<<<<
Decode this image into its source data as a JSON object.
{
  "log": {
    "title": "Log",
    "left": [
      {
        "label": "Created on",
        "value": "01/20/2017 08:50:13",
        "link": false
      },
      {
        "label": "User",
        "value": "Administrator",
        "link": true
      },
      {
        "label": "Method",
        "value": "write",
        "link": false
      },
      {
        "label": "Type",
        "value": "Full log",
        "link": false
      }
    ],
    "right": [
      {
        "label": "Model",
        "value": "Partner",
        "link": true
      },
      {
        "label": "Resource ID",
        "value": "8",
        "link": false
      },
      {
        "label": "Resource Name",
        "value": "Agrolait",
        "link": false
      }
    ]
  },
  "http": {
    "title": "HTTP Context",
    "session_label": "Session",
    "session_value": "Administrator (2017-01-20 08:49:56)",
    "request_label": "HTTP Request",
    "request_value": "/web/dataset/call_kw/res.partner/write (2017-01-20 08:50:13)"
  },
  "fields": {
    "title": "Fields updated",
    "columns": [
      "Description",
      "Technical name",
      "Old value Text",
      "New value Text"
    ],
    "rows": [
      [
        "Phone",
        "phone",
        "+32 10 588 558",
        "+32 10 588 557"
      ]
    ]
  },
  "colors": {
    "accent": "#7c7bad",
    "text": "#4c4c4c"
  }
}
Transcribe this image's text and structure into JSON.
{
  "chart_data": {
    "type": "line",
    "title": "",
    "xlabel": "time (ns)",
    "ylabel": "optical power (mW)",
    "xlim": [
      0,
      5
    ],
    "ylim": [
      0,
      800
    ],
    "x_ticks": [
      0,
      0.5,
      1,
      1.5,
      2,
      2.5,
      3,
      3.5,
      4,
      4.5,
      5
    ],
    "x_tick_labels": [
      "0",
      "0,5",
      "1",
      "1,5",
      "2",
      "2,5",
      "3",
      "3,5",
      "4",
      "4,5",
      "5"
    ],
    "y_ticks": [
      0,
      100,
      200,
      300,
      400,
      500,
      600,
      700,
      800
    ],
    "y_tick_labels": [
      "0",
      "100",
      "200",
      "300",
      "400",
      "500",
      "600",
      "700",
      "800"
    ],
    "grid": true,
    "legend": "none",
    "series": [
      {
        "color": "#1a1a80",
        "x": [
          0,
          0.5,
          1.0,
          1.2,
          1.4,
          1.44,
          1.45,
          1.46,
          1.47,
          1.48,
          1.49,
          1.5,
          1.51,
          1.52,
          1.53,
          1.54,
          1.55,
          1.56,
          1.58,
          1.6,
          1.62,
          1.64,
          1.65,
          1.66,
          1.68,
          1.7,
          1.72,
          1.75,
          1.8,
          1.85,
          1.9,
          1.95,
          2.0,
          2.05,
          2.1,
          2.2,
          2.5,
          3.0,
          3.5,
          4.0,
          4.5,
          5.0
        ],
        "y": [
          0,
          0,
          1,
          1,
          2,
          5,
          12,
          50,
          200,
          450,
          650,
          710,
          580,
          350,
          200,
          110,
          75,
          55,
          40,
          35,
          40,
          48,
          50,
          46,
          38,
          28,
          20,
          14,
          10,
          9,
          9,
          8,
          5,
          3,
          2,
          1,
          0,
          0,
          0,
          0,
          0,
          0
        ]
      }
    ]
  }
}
>>>>
<<<<
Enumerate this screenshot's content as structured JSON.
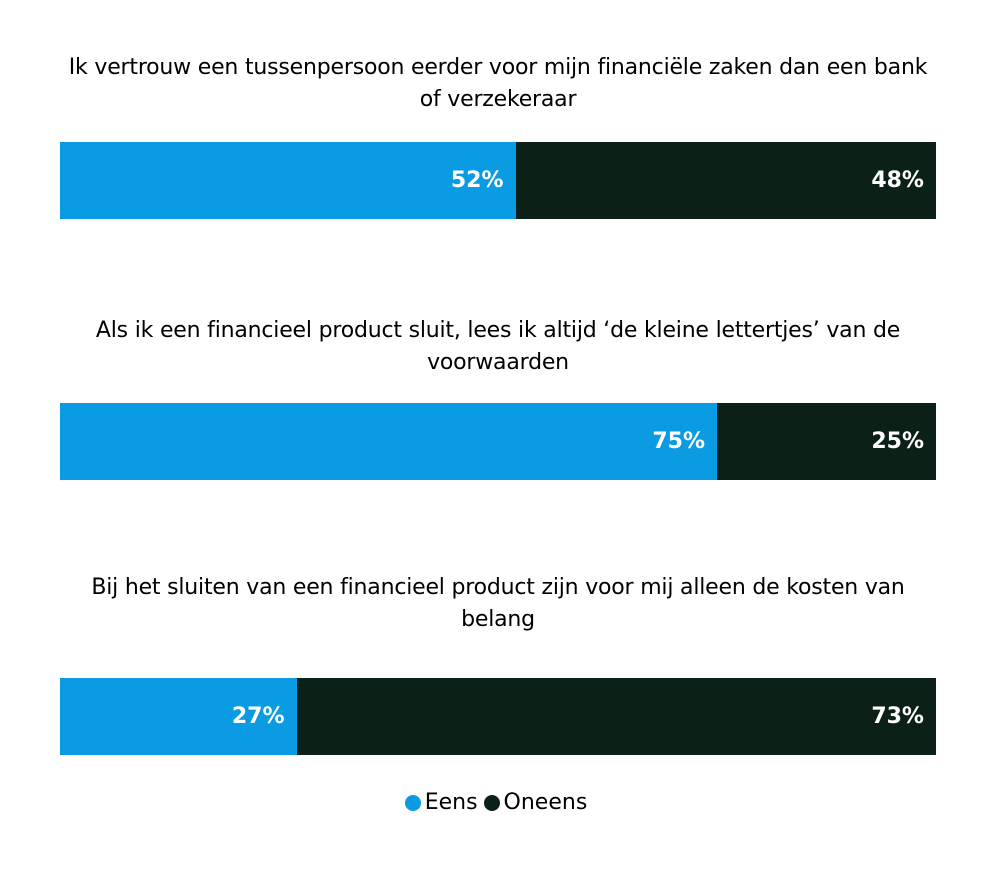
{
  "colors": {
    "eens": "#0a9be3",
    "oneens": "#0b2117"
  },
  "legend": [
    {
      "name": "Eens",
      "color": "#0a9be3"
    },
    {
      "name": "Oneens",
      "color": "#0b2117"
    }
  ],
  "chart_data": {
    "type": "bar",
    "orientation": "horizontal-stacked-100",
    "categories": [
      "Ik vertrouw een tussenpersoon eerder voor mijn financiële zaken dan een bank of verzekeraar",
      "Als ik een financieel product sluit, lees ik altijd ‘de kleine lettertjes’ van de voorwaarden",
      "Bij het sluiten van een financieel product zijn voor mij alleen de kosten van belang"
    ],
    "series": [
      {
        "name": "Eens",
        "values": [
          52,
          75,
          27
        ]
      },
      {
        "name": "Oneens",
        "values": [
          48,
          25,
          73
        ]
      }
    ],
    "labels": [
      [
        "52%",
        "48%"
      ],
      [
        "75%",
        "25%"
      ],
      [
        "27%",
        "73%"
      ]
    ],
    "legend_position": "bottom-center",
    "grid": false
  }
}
>>>>
SHORT TASK - Identify every line holding the word "product" and copy it out.

CORRECT RESULT -
      "Als ik een financieel product sluit, lees ik altijd ‘de kleine lettertjes’ van de voorwaarden",
      "Bij het sluiten van een financieel product zijn voor mij alleen de kosten van belang"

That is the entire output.